#### What is being asked:
Write out the whole listing word for word.

#### Exercise inputs:
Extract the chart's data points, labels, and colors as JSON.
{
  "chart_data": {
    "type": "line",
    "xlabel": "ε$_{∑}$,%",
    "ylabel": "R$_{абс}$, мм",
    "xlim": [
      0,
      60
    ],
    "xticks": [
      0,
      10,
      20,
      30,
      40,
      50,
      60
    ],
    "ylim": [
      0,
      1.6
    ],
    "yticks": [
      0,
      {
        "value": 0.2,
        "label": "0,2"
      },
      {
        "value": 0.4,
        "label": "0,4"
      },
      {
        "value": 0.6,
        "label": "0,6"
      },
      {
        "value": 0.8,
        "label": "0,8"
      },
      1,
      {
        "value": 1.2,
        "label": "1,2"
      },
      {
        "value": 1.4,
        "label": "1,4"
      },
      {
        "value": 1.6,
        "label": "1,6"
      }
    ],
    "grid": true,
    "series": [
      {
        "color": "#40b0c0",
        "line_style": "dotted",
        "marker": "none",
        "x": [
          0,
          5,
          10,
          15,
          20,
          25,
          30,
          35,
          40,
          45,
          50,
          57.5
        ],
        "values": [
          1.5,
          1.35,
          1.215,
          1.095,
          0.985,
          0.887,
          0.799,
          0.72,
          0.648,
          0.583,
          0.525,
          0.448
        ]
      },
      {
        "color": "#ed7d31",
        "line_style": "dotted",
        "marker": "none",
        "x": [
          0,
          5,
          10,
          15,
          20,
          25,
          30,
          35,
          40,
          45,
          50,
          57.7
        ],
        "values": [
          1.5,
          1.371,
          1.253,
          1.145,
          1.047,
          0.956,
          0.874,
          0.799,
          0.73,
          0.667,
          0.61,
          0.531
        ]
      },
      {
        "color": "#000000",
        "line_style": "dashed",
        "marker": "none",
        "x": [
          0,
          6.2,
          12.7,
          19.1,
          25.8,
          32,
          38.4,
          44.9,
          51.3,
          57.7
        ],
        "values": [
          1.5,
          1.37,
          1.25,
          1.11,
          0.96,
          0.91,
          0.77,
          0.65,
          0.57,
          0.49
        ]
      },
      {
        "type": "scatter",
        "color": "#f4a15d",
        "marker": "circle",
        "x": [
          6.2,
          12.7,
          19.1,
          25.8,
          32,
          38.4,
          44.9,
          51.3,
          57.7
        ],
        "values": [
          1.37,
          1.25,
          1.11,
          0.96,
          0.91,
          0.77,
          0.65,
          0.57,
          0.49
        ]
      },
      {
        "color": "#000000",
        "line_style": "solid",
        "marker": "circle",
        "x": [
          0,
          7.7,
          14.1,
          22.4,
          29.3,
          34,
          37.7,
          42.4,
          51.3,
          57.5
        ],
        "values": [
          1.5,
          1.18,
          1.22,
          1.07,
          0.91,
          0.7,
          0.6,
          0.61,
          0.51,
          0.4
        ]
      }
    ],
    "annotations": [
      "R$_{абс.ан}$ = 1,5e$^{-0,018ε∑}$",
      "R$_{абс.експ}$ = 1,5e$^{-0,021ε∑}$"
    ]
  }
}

#### Final result:
Extract the chart's data points, labels, and colors as JSON.
{
  "chart_data": {
    "type": "line",
    "xlabel": "ε$_{∑}$,%",
    "ylabel": "R$_{абс}$, мм",
    "xlim": [
      0,
      60
    ],
    "xticks": [
      0,
      10,
      20,
      30,
      40,
      50,
      60
    ],
    "ylim": [
      0,
      1.6
    ],
    "yticks": [
      0,
      {
        "value": 0.2,
        "label": "0,2"
      },
      {
        "value": 0.4,
        "label": "0,4"
      },
      {
        "value": 0.6,
        "label": "0,6"
      },
      {
        "value": 0.8,
        "label": "0,8"
      },
      1,
      {
        "value": 1.2,
        "label": "1,2"
      },
      {
        "value": 1.4,
        "label": "1,4"
      },
      {
        "value": 1.6,
        "label": "1,6"
      }
    ],
    "grid": true,
    "series": [
      {
        "color": "#40b0c0",
        "line_style": "dotted",
        "marker": "none",
        "x": [
          0,
          5,
          10,
          15,
          20,
          25,
          30,
          35,
          40,
          45,
          50,
          57.5
        ],
        "values": [
          1.5,
          1.35,
          1.215,
          1.095,
          0.985,
          0.887,
          0.799,
          0.72,
          0.648,
          0.583,
          0.525,
          0.448
        ]
      },
      {
        "color": "#ed7d31",
        "line_style": "dotted",
        "marker": "none",
        "x": [
          0,
          5,
          10,
          15,
          20,
          25,
          30,
          35,
          40,
          45,
          50,
          57.7
        ],
        "values": [
          1.5,
          1.371,
          1.253,
          1.145,
          1.047,
          0.956,
          0.874,
          0.799,
          0.73,
          0.667,
          0.61,
          0.531
        ]
      },
      {
        "color": "#000000",
        "line_style": "dashed",
        "marker": "none",
        "x": [
          0,
          6.2,
          12.7,
          19.1,
          25.8,
          32,
          38.4,
          44.9,
          51.3,
          57.7
        ],
        "values": [
          1.5,
          1.37,
          1.25,
          1.11,
          0.96,
          0.91,
          0.77,
          0.65,
          0.57,
          0.49
        ]
      },
      {
        "type": "scatter",
        "color": "#f4a15d",
        "marker": "circle",
        "x": [
          6.2,
          12.7,
          19.1,
          25.8,
          32,
          38.4,
          44.9,
          51.3,
          57.7
        ],
        "values": [
          1.37,
          1.25,
          1.11,
          0.96,
          0.91,
          0.77,
          0.65,
          0.57,
          0.49
        ]
      },
      {
        "color": "#000000",
        "line_style": "solid",
        "marker": "circle",
        "x": [
          0,
          7.7,
          14.1,
          22.4,
          29.3,
          34,
          37.7,
          42.4,
          51.3,
          57.5
        ],
        "values": [
          1.5,
          1.18,
          1.22,
          1.07,
          0.91,
          0.7,
          0.6,
          0.61,
          0.51,
          0.4
        ]
      }
    ],
    "annotations": [
      "R$_{абс.ан}$ = 1,5e$^{-0,018ε∑}$",
      "R$_{абс.експ}$ = 1,5e$^{-0,021ε∑}$"
    ]
  }
}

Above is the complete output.